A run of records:
⁂

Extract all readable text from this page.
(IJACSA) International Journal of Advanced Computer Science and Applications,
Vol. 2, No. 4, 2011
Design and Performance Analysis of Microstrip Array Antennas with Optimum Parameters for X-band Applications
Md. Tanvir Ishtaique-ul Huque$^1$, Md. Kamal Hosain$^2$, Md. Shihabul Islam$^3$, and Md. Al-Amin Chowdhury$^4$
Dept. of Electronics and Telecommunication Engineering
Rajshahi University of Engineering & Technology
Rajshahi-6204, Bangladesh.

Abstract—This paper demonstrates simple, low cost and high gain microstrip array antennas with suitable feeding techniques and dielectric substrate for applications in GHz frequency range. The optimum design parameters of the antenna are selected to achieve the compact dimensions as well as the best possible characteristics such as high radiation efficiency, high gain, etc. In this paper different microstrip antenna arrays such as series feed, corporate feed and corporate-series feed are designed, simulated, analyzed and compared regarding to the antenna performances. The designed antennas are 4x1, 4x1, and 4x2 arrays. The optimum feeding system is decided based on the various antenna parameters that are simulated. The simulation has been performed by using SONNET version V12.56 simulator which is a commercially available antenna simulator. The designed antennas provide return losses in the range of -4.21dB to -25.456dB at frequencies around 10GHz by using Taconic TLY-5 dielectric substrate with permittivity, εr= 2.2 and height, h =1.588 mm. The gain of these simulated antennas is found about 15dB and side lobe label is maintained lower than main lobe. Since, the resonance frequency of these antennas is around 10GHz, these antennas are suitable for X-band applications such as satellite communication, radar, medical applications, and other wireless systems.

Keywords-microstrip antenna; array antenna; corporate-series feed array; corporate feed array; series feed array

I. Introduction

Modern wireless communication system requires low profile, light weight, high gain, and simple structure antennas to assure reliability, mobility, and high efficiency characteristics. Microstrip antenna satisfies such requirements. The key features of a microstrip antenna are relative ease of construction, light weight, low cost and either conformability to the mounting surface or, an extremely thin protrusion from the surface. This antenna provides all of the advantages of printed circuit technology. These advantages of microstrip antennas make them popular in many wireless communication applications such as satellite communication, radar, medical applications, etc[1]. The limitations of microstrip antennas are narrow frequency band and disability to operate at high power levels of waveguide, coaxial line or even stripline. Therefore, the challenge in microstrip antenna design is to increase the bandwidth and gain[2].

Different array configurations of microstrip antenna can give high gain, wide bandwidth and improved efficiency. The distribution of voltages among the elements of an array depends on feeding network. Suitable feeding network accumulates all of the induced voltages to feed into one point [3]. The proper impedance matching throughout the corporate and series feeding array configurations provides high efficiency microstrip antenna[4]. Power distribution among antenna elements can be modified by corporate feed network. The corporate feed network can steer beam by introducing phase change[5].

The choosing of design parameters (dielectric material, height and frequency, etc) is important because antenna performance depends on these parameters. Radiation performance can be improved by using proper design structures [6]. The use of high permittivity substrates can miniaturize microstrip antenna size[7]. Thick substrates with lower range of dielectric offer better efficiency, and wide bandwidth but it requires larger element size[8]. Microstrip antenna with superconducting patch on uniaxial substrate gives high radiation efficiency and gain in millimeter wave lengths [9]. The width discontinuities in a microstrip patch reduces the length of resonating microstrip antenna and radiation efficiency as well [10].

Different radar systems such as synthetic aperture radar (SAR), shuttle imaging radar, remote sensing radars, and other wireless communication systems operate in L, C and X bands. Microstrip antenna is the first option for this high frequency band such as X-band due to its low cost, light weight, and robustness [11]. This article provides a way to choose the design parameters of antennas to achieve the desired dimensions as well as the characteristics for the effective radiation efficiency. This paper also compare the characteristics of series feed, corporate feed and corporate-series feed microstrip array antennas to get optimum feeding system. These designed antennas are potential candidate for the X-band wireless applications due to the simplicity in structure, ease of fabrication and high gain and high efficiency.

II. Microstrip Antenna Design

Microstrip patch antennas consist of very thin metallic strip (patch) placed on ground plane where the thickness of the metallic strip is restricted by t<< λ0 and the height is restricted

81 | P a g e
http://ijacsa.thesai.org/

⁂

• _Directions for this task_
Write out the full listing exactly as given.

• _Solution to this task_
Extract all readable text from this page.
(IJACSA) International Journal of Advanced Computer Science and Applications,
Vol. 2, No. 4, 2011
Design and Performance Analysis of Microstrip Array Antennas with Optimum Parameters for X-band Applications
Md. Tanvir Ishtaique-ul Huque$^1$, Md. Kamal Hosain$^2$, Md. Shihabul Islam$^3$, and Md. Al-Amin Chowdhury$^4$
Dept. of Electronics and Telecommunication Engineering
Rajshahi University of Engineering & Technology
Rajshahi-6204, Bangladesh.

Abstract—This paper demonstrates simple, low cost and high gain microstrip array antennas with suitable feeding techniques and dielectric substrate for applications in GHz frequency range. The optimum design parameters of the antenna are selected to achieve the compact dimensions as well as the best possible characteristics such as high radiation efficiency, high gain, etc. In this paper different microstrip antenna arrays such as series feed, corporate feed and corporate-series feed are designed, simulated, analyzed and compared regarding to the antenna performances. The designed antennas are 4x1, 4x1, and 4x2 arrays. The optimum feeding system is decided based on the various antenna parameters that are simulated. The simulation has been performed by using SONNET version V12.56 simulator which is a commercially available antenna simulator. The designed antennas provide return losses in the range of -4.21dB to -25.456dB at frequencies around 10GHz by using Taconic TLY-5 dielectric substrate with permittivity, εr= 2.2 and height, h =1.588 mm. The gain of these simulated antennas is found about 15dB and side lobe label is maintained lower than main lobe. Since, the resonance frequency of these antennas is around 10GHz, these antennas are suitable for X-band applications such as satellite communication, radar, medical applications, and other wireless systems.

Keywords-microstrip antenna; array antenna; corporate-series feed array; corporate feed array; series feed array

I. Introduction

Modern wireless communication system requires low profile, light weight, high gain, and simple structure antennas to assure reliability, mobility, and high efficiency characteristics. Microstrip antenna satisfies such requirements. The key features of a microstrip antenna are relative ease of construction, light weight, low cost and either conformability to the mounting surface or, an extremely thin protrusion from the surface. This antenna provides all of the advantages of printed circuit technology. These advantages of microstrip antennas make them popular in many wireless communication applications such as satellite communication, radar, medical applications, etc[1]. The limitations of microstrip antennas are narrow frequency band and disability to operate at high power levels of waveguide, coaxial line or even stripline. Therefore, the challenge in microstrip antenna design is to increase the bandwidth and gain[2].

Different array configurations of microstrip antenna can give high gain, wide bandwidth and improved efficiency. The distribution of voltages among the elements of an array depends on feeding network. Suitable feeding network accumulates all of the induced voltages to feed into one point [3]. The proper impedance matching throughout the corporate and series feeding array configurations provides high efficiency microstrip antenna[4]. Power distribution among antenna elements can be modified by corporate feed network. The corporate feed network can steer beam by introducing phase change[5].

The choosing of design parameters (dielectric material, height and frequency, etc) is important because antenna performance depends on these parameters. Radiation performance can be improved by using proper design structures [6]. The use of high permittivity substrates can miniaturize microstrip antenna size[7]. Thick substrates with lower range of dielectric offer better efficiency, and wide bandwidth but it requires larger element size[8]. Microstrip antenna with superconducting patch on uniaxial substrate gives high radiation efficiency and gain in millimeter wave lengths [9]. The width discontinuities in a microstrip patch reduces the length of resonating microstrip antenna and radiation efficiency as well [10].

Different radar systems such as synthetic aperture radar (SAR), shuttle imaging radar, remote sensing radars, and other wireless communication systems operate in L, C and X bands. Microstrip antenna is the first option for this high frequency band such as X-band due to its low cost, light weight, and robustness [11]. This article provides a way to choose the design parameters of antennas to achieve the desired dimensions as well as the characteristics for the effective radiation efficiency. This paper also compare the characteristics of series feed, corporate feed and corporate-series feed microstrip array antennas to get optimum feeding system. These designed antennas are potential candidate for the X-band wireless applications due to the simplicity in structure, ease of fabrication and high gain and high efficiency.

II. Microstrip Antenna Design

Microstrip patch antennas consist of very thin metallic strip (patch) placed on ground plane where the thickness of the metallic strip is restricted by t<< λ0 and the height is restricted

81 | P a g e
http://ijacsa.thesai.org/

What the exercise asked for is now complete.